The request:
Extract each line of the data and write it out again exactly.

··· Data excerpts

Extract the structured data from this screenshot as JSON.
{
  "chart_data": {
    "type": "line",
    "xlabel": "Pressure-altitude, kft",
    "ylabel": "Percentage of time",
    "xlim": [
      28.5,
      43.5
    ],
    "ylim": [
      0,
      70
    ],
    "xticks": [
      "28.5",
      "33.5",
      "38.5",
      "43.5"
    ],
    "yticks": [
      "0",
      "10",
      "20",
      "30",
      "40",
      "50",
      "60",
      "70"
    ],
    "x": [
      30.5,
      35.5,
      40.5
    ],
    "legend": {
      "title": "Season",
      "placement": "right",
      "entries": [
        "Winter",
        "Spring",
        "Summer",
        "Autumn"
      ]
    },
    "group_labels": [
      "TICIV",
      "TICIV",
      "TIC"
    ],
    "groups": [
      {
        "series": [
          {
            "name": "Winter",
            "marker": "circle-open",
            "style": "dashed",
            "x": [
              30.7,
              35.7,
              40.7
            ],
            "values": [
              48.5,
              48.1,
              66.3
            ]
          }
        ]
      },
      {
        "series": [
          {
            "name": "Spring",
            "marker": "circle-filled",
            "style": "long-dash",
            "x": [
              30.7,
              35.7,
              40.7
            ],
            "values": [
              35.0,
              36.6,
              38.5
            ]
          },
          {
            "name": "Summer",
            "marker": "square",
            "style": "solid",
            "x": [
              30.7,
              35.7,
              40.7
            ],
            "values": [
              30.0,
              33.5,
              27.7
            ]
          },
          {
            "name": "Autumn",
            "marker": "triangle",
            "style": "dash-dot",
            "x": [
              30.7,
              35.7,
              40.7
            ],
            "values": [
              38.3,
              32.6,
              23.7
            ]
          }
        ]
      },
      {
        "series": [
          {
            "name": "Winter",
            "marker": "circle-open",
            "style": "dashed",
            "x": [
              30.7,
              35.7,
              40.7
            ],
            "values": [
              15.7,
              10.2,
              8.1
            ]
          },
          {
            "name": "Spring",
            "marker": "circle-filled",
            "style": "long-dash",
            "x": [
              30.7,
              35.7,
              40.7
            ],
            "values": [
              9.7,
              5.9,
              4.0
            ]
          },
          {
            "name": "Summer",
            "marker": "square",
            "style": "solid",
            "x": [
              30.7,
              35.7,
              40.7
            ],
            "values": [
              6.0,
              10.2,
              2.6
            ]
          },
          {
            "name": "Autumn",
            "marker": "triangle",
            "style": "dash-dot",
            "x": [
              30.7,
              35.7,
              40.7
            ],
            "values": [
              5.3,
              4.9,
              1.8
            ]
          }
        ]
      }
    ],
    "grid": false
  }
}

······

Solved problem:
Extract the structured data from this screenshot as JSON.
{
  "chart_data": {
    "type": "line",
    "xlabel": "Pressure-altitude, kft",
    "ylabel": "Percentage of time",
    "xlim": [
      28.5,
      43.5
    ],
    "ylim": [
      0,
      70
    ],
    "xticks": [
      "28.5",
      "33.5",
      "38.5",
      "43.5"
    ],
    "yticks": [
      "0",
      "10",
      "20",
      "30",
      "40",
      "50",
      "60",
      "70"
    ],
    "x": [
      30.5,
      35.5,
      40.5
    ],
    "legend": {
      "title": "Season",
      "placement": "right",
      "entries": [
        "Winter",
        "Spring",
        "Summer",
        "Autumn"
      ]
    },
    "group_labels": [
      "TICIV",
      "TICIV",
      "TIC"
    ],
    "groups": [
      {
        "series": [
          {
            "name": "Winter",
            "marker": "circle-open",
            "style": "dashed",
            "x": [
              30.7,
              35.7,
              40.7
            ],
            "values": [
              48.5,
              48.1,
              66.3
            ]
          }
        ]
      },
      {
        "series": [
          {
            "name": "Spring",
            "marker": "circle-filled",
            "style": "long-dash",
            "x": [
              30.7,
              35.7,
              40.7
            ],
            "values": [
              35.0,
              36.6,
              38.5
            ]
          },
          {
            "name": "Summer",
            "marker": "square",
            "style": "solid",
            "x": [
              30.7,
              35.7,
              40.7
            ],
            "values": [
              30.0,
              33.5,
              27.7
            ]
          },
          {
            "name": "Autumn",
            "marker": "triangle",
            "style": "dash-dot",
            "x": [
              30.7,
              35.7,
              40.7
            ],
            "values": [
              38.3,
              32.6,
              23.7
            ]
          }
        ]
      },
      {
        "series": [
          {
            "name": "Winter",
            "marker": "circle-open",
            "style": "dashed",
            "x": [
              30.7,
              35.7,
              40.7
            ],
            "values": [
              15.7,
              10.2,
              8.1
            ]
          },
          {
            "name": "Spring",
            "marker": "circle-filled",
            "style": "long-dash",
            "x": [
              30.7,
              35.7,
              40.7
            ],
            "values": [
              9.7,
              5.9,
              4.0
            ]
          },
          {
            "name": "Summer",
            "marker": "square",
            "style": "solid",
            "x": [
              30.7,
              35.7,
              40.7
            ],
            "values": [
              6.0,
              10.2,
              2.6
            ]
          },
          {
            "name": "Autumn",
            "marker": "triangle",
            "style": "dash-dot",
            "x": [
              30.7,
              35.7,
              40.7
            ],
            "values": [
              5.3,
              4.9,
              1.8
            ]
          }
        ]
      }
    ],
    "grid": false
  }
}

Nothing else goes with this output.